## Aim of the exercise
Spot each line in the records below where the word "this" occurs, then copy it.

[Excerpts from a figure dataset]
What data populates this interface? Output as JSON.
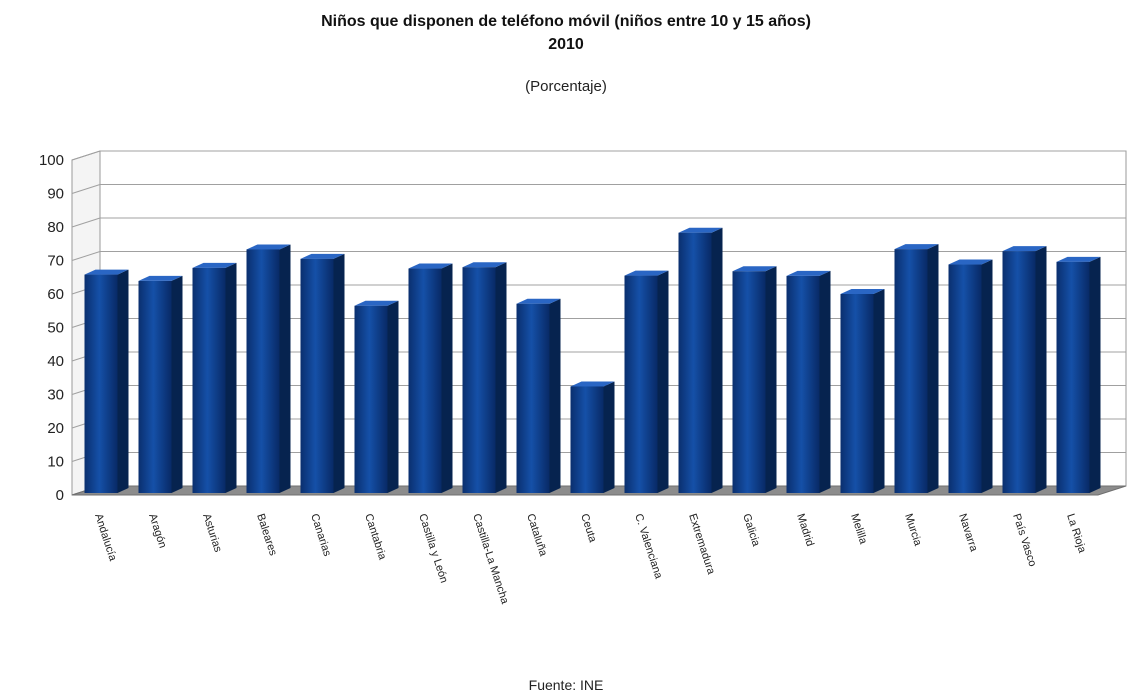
{
  "chart_data": {
    "type": "bar",
    "title": "Niños que disponen de teléfono móvil (niños entre 10 y 15 años)",
    "title_line2": "2010",
    "subtitle": "(Porcentaje)",
    "source": "Fuente: INE",
    "ylim": [
      0,
      100
    ],
    "yticks": [
      0,
      10,
      20,
      30,
      40,
      50,
      60,
      70,
      80,
      90,
      100
    ],
    "grid": true,
    "bar_color": "#0b3d8c",
    "categories": [
      "Andalucía",
      "Aragón",
      "Asturias",
      "Baleares",
      "Canarias",
      "Cantabria",
      "Castilla y León",
      "Castilla-La Mancha",
      "Cataluña",
      "Ceuta",
      "C. Valenciana",
      "Extremadura",
      "Galicia",
      "Madrid",
      "Melilla",
      "Murcia",
      "Navarra",
      "País Vasco",
      "La Rioja"
    ],
    "values": [
      65.8,
      63.9,
      67.8,
      73.3,
      70.5,
      56.5,
      67.6,
      68.0,
      57.1,
      32.4,
      65.5,
      78.3,
      66.8,
      65.4,
      60.0,
      73.4,
      68.8,
      72.8,
      69.6
    ]
  }
}
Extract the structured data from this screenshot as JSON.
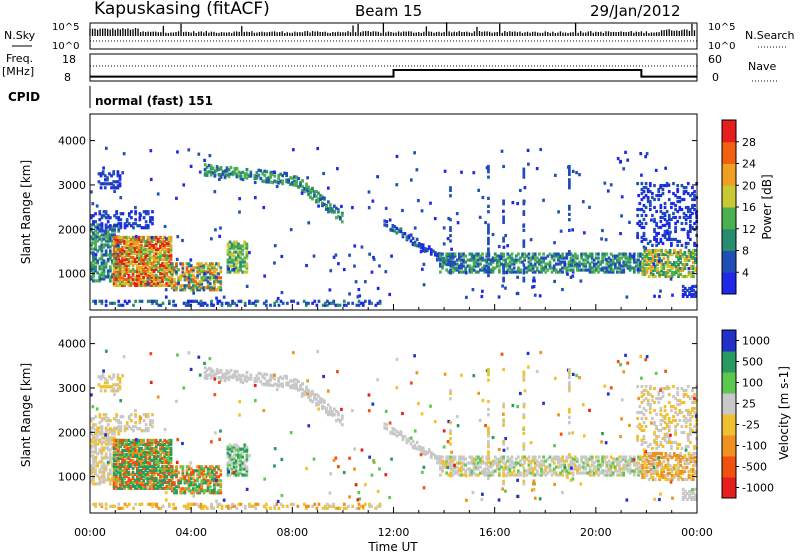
{
  "header": {
    "station": "Kapuskasing (fitACF)",
    "beam": "Beam 15",
    "date": "29/Jan/2012"
  },
  "top_panels": {
    "nsky_label": "N.Sky",
    "nsky_ticks": [
      "10^5",
      "10^0"
    ],
    "nsearch_label": "N.Search",
    "nsearch_ticks": [
      "10^5",
      "10^0"
    ],
    "freq_label": "Freq.",
    "freq_unit": "[MHz]",
    "freq_ticks": [
      18,
      8
    ],
    "nave_label": "Nave",
    "nave_ticks": [
      60,
      0
    ],
    "freq_steps": [
      {
        "t": 0,
        "v": 10.3
      },
      {
        "t": 12.0,
        "v": 13.8
      },
      {
        "t": 21.8,
        "v": 10.3
      },
      {
        "t": 24,
        "v": 10.3
      }
    ],
    "cpid_label": "CPID",
    "cpid_text": "normal (fast) 151"
  },
  "chart_data": [
    {
      "type": "heatmap",
      "name": "power",
      "ylabel": "Slant Range [km]",
      "yticks": [
        1000,
        2000,
        3000,
        4000
      ],
      "ylim": [
        180,
        4600
      ],
      "xlim": [
        0,
        24
      ],
      "colorbar_label": "Power [dB]",
      "colorbar_ticks": [
        4,
        8,
        12,
        16,
        20,
        24,
        28
      ],
      "colorbar_range": [
        0,
        32
      ],
      "colors": [
        "#1e28e6",
        "#1f4fb4",
        "#2a8c6e",
        "#4cb050",
        "#c8c832",
        "#f0a020",
        "#f06010",
        "#e61e1e"
      ]
    },
    {
      "type": "heatmap",
      "name": "velocity",
      "ylabel": "Slant Range [km]",
      "yticks": [
        1000,
        2000,
        3000,
        4000
      ],
      "ylim": [
        180,
        4600
      ],
      "xlim": [
        0,
        24
      ],
      "colorbar_label": "Velocity [m s-1]",
      "colorbar_ticks": [
        "1000",
        "500",
        "100",
        "25",
        "-25",
        "-100",
        "-500",
        "-1000"
      ],
      "colors": [
        "#2030c8",
        "#2a9a60",
        "#5cc850",
        "#c8c8c8",
        "#f0c030",
        "#f09020",
        "#f05010",
        "#e61e1e"
      ]
    }
  ],
  "xaxis": {
    "ticks": [
      "00:00",
      "04:00",
      "08:00",
      "12:00",
      "16:00",
      "20:00",
      "00:00"
    ],
    "label": "Time UT"
  }
}
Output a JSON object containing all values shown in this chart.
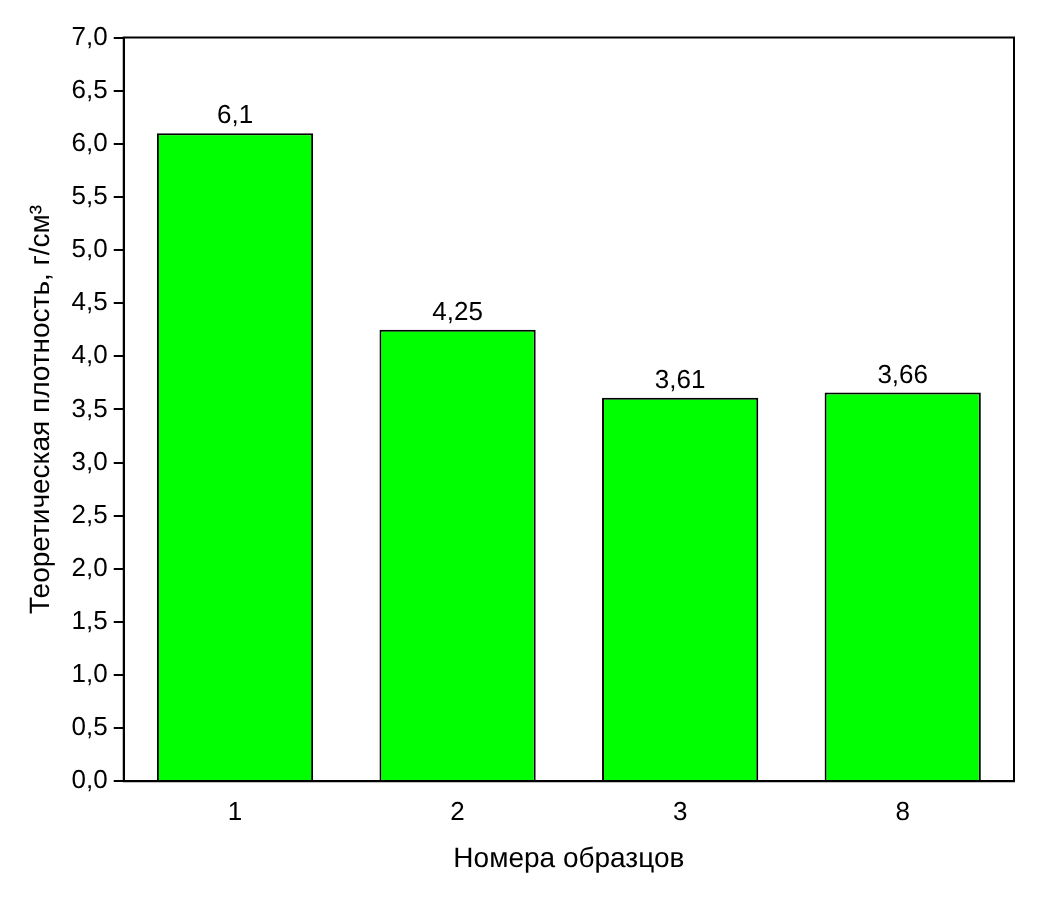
{
  "chart_data": {
    "type": "bar",
    "xlabel": "Номера образцов",
    "ylabel": "Теоретическая плотность, г/см³",
    "categories": [
      "1",
      "2",
      "3",
      "8"
    ],
    "values": [
      6.1,
      4.25,
      3.61,
      3.66
    ],
    "value_labels": [
      "6,1",
      "4,25",
      "3,61",
      "3,66"
    ],
    "color": "#00ff00",
    "ylim": [
      0,
      7
    ],
    "yticks": [
      {
        "value": 0,
        "label": "0,0"
      },
      {
        "value": 0.5,
        "label": "0,5"
      },
      {
        "value": 1,
        "label": "1,0"
      },
      {
        "value": 1.5,
        "label": "1,5"
      },
      {
        "value": 2,
        "label": "2,0"
      },
      {
        "value": 2.5,
        "label": "2,5"
      },
      {
        "value": 3,
        "label": "3,0"
      },
      {
        "value": 3.5,
        "label": "3,5"
      },
      {
        "value": 4,
        "label": "4,0"
      },
      {
        "value": 4.5,
        "label": "4,5"
      },
      {
        "value": 5,
        "label": "5,0"
      },
      {
        "value": 5.5,
        "label": "5,5"
      },
      {
        "value": 6,
        "label": "6,0"
      },
      {
        "value": 6.5,
        "label": "6,5"
      },
      {
        "value": 7,
        "label": "7,0"
      }
    ],
    "grid": false,
    "legend": false
  }
}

## Solution
What data populates this interface? Output as JSON.
Extract the structured data from this screenshot as JSON.
Output a JSON object containing all values shown in this chart.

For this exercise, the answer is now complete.